What to produce: Give back exactly the lines from the "Give me a plain-text" line to the final line of the records, and only those, minus any pictures.

____ Input records

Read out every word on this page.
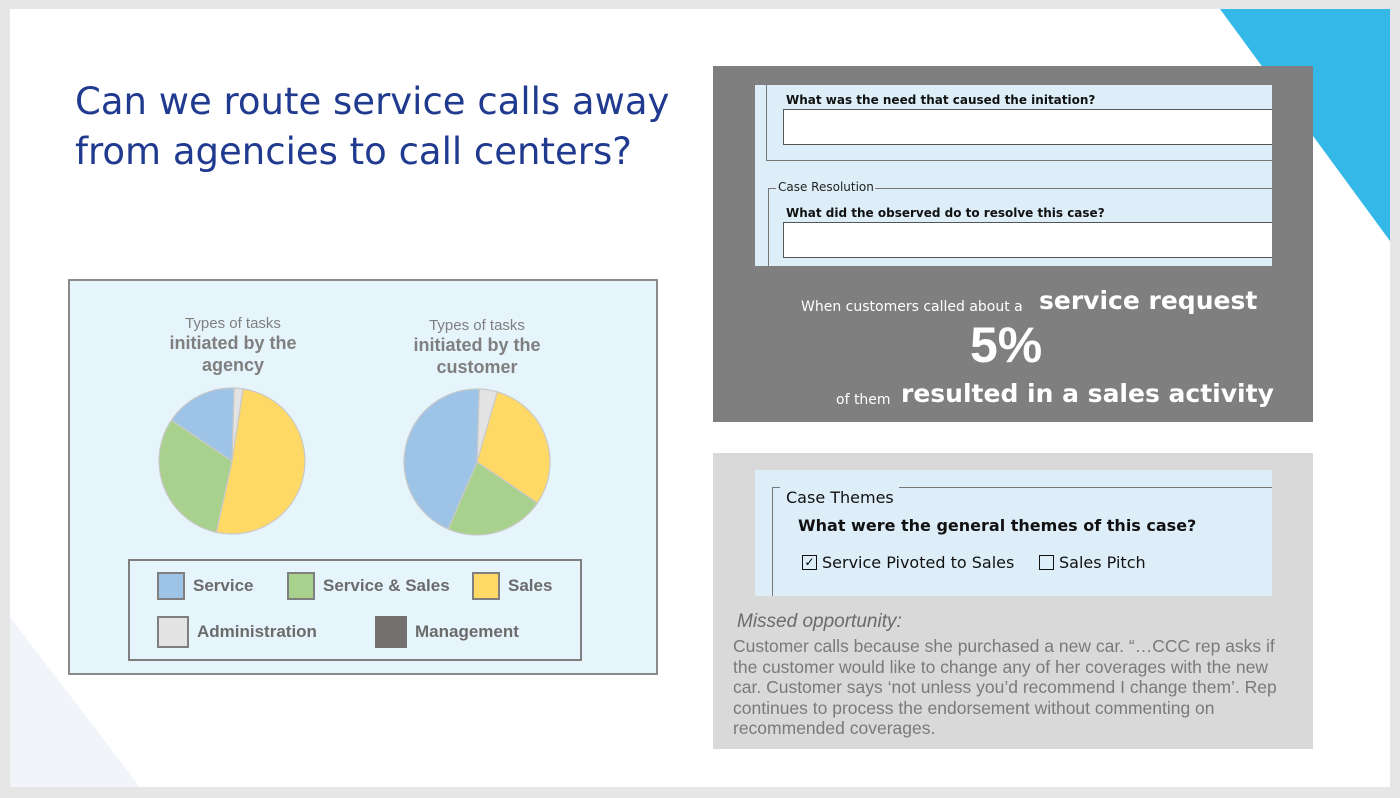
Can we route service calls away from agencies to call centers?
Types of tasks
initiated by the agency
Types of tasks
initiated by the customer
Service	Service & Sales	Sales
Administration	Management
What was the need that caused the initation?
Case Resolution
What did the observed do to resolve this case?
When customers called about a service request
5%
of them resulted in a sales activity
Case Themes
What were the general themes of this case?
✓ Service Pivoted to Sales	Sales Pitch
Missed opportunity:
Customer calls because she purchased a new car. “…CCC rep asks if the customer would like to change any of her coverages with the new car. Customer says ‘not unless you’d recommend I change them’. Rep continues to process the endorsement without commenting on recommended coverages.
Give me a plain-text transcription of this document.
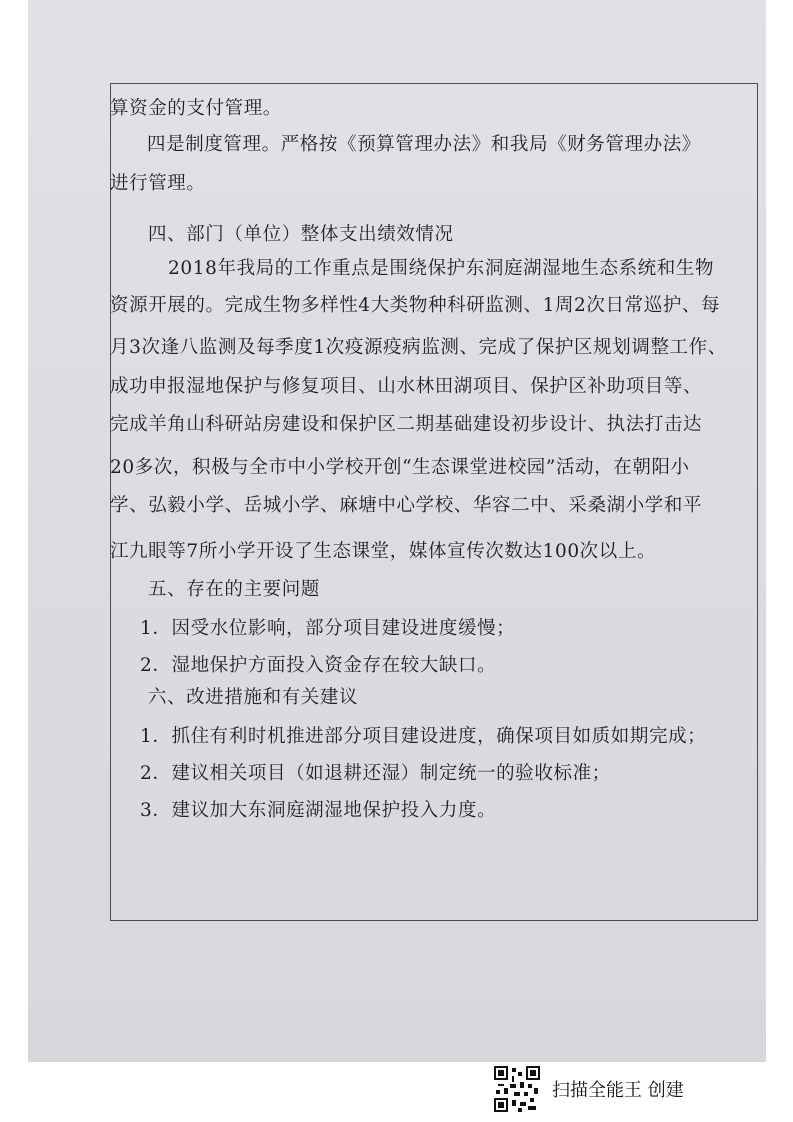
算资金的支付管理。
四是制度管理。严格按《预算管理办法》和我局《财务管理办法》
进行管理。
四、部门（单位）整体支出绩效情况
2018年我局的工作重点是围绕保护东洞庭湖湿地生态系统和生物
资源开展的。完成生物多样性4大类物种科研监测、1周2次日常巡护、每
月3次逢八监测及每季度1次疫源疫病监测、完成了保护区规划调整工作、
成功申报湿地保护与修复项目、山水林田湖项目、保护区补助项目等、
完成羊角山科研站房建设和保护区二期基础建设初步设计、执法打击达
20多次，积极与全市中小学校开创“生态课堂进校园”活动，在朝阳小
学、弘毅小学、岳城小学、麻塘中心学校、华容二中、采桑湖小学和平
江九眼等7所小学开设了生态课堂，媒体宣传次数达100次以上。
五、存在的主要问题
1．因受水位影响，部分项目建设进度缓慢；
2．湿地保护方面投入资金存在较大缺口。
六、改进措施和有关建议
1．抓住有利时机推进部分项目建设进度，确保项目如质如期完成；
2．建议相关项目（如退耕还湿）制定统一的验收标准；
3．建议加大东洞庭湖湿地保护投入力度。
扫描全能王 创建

________

Solution for this problem:
Give me a plain-text transcription of this document.
算资金的支付管理。
四是制度管理。严格按《预算管理办法》和我局《财务管理办法》
进行管理。
四、部门（单位）整体支出绩效情况
2018年我局的工作重点是围绕保护东洞庭湖湿地生态系统和生物
资源开展的。完成生物多样性4大类物种科研监测、1周2次日常巡护、每
月3次逢八监测及每季度1次疫源疫病监测、完成了保护区规划调整工作、
成功申报湿地保护与修复项目、山水林田湖项目、保护区补助项目等、
完成羊角山科研站房建设和保护区二期基础建设初步设计、执法打击达
20多次，积极与全市中小学校开创“生态课堂进校园”活动，在朝阳小
学、弘毅小学、岳城小学、麻塘中心学校、华容二中、采桑湖小学和平
江九眼等7所小学开设了生态课堂，媒体宣传次数达100次以上。
五、存在的主要问题
1．因受水位影响，部分项目建设进度缓慢；
2．湿地保护方面投入资金存在较大缺口。
六、改进措施和有关建议
1．抓住有利时机推进部分项目建设进度，确保项目如质如期完成；
2．建议相关项目（如退耕还湿）制定统一的验收标准；
3．建议加大东洞庭湖湿地保护投入力度。
扫描全能王 创建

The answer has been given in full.